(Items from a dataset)
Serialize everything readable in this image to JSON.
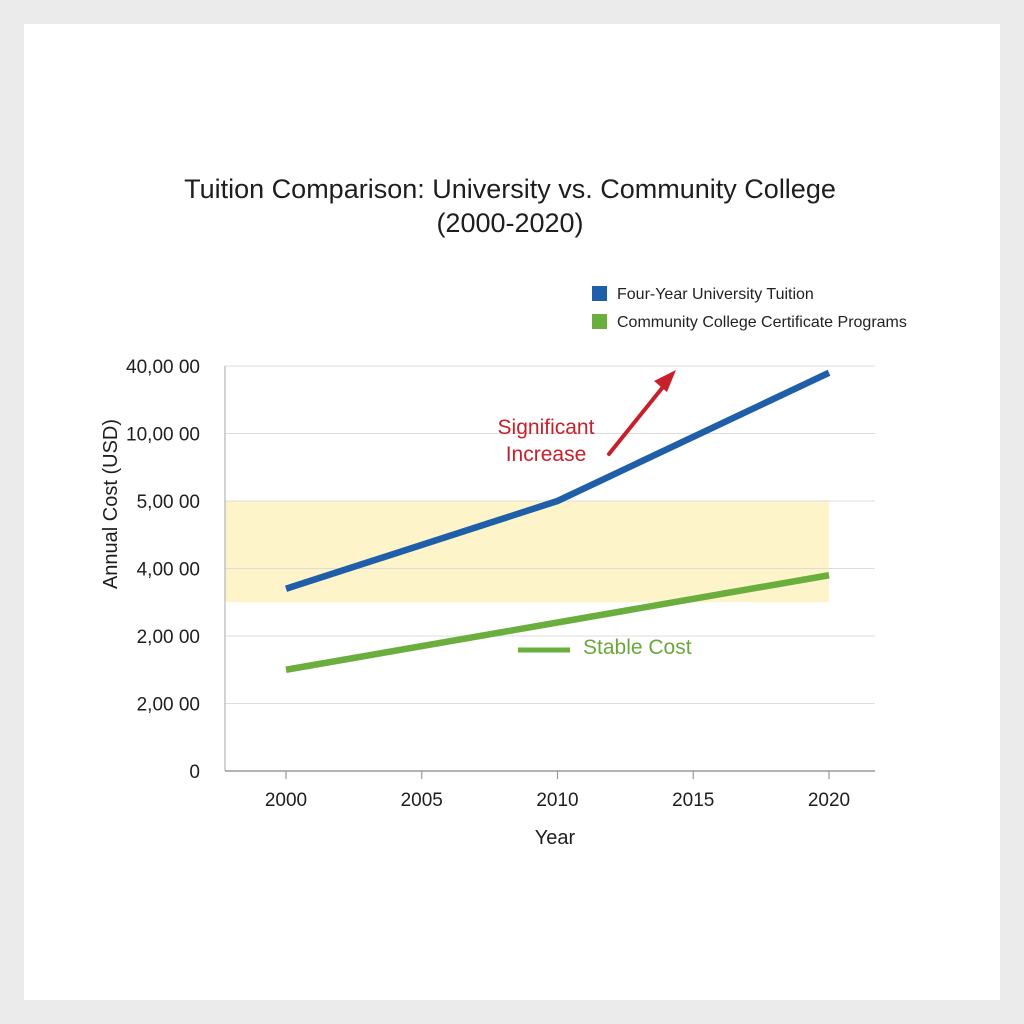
{
  "chart_data": {
    "type": "line",
    "title": [
      "Tuition Comparison: University vs. Community College",
      "(2000-2020)"
    ],
    "xlabel": "Year",
    "ylabel": "Annual Cost (USD)",
    "x": [
      2000,
      2005,
      2010,
      2015,
      2020
    ],
    "x_ticks": [
      "2000",
      "2005",
      "2010",
      "2015",
      "2020"
    ],
    "y_ticks": [
      "0",
      "2,00 00",
      "2,00 00",
      "4,00 00",
      "5,00 00",
      "10,00 00",
      "40,00 00"
    ],
    "series": [
      {
        "name": "Four-Year University Tuition",
        "color": "#1f5ea8",
        "x": [
          2000,
          2010,
          2020
        ],
        "y_level": [
          2.7,
          4.0,
          5.9
        ]
      },
      {
        "name": "Community College Certificate Programs",
        "color": "#6aae3e",
        "x": [
          2000,
          2010,
          2020
        ],
        "y_level": [
          1.5,
          2.2,
          2.9
        ]
      }
    ],
    "highlight_band": {
      "color": "#fdf5c9",
      "y_level": [
        2.5,
        4.0
      ]
    },
    "annotations": [
      {
        "text": [
          "Significant",
          "Increase"
        ],
        "color": "#c8202a",
        "arrow": true
      },
      {
        "text": [
          "Stable Cost"
        ],
        "color": "#6aa83a"
      }
    ],
    "grid": true,
    "legend_position": "top-right"
  }
}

- **Request**
Copy the records above exactly, leaving out every picture.

- **Response**
Serialize everything readable in this image to JSON.
{
  "chart_data": {
    "type": "line",
    "title": [
      "Tuition Comparison: University vs. Community College",
      "(2000-2020)"
    ],
    "xlabel": "Year",
    "ylabel": "Annual Cost (USD)",
    "x": [
      2000,
      2005,
      2010,
      2015,
      2020
    ],
    "x_ticks": [
      "2000",
      "2005",
      "2010",
      "2015",
      "2020"
    ],
    "y_ticks": [
      "0",
      "2,00 00",
      "2,00 00",
      "4,00 00",
      "5,00 00",
      "10,00 00",
      "40,00 00"
    ],
    "series": [
      {
        "name": "Four-Year University Tuition",
        "color": "#1f5ea8",
        "x": [
          2000,
          2010,
          2020
        ],
        "y_level": [
          2.7,
          4.0,
          5.9
        ]
      },
      {
        "name": "Community College Certificate Programs",
        "color": "#6aae3e",
        "x": [
          2000,
          2010,
          2020
        ],
        "y_level": [
          1.5,
          2.2,
          2.9
        ]
      }
    ],
    "highlight_band": {
      "color": "#fdf5c9",
      "y_level": [
        2.5,
        4.0
      ]
    },
    "annotations": [
      {
        "text": [
          "Significant",
          "Increase"
        ],
        "color": "#c8202a",
        "arrow": true
      },
      {
        "text": [
          "Stable Cost"
        ],
        "color": "#6aa83a"
      }
    ],
    "grid": true,
    "legend_position": "top-right"
  }
}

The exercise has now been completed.